Set problem –
Count how many lines have the word "reason" in them. Reply with that number by itself.

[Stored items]
==================================================

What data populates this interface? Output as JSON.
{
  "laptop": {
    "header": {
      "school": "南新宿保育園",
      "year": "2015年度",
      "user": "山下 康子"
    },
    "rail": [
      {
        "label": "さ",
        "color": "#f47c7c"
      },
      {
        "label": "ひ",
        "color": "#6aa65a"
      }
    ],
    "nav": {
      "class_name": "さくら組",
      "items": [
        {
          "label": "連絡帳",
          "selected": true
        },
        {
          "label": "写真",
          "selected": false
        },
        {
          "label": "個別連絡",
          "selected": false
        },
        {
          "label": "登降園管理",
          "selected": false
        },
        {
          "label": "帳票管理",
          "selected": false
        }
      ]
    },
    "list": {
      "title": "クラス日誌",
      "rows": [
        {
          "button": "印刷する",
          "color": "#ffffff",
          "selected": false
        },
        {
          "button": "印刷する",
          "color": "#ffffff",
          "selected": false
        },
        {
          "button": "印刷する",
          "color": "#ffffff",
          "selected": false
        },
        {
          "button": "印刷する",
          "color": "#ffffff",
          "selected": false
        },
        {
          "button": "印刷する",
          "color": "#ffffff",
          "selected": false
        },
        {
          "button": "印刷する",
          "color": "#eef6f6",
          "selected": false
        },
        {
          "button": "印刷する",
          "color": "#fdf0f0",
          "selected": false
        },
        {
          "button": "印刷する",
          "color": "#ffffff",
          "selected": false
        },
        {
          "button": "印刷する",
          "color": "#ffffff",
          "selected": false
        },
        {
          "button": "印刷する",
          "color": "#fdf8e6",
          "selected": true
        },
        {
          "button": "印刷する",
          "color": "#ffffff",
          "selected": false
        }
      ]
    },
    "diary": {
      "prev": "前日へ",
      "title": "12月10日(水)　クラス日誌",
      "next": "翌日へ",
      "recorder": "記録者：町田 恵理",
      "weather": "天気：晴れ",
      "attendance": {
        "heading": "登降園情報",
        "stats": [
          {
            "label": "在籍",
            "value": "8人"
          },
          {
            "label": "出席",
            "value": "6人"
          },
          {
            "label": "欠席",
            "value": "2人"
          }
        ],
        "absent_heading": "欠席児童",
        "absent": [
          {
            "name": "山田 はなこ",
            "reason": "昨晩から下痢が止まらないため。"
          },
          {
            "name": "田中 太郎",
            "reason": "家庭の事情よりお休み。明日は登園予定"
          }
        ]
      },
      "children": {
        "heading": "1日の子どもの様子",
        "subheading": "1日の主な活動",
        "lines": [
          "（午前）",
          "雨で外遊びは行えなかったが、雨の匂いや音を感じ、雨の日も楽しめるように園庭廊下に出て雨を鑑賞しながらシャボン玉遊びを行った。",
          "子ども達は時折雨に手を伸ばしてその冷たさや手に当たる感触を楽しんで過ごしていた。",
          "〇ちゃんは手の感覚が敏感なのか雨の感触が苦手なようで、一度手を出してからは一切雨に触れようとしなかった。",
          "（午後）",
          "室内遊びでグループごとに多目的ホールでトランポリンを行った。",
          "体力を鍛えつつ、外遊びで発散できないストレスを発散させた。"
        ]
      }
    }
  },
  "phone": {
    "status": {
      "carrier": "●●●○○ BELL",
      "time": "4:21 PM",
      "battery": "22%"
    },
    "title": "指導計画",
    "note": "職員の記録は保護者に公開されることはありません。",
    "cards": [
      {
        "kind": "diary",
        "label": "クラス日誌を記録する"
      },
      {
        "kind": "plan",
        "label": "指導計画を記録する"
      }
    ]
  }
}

==================================================

Answer to the task –
2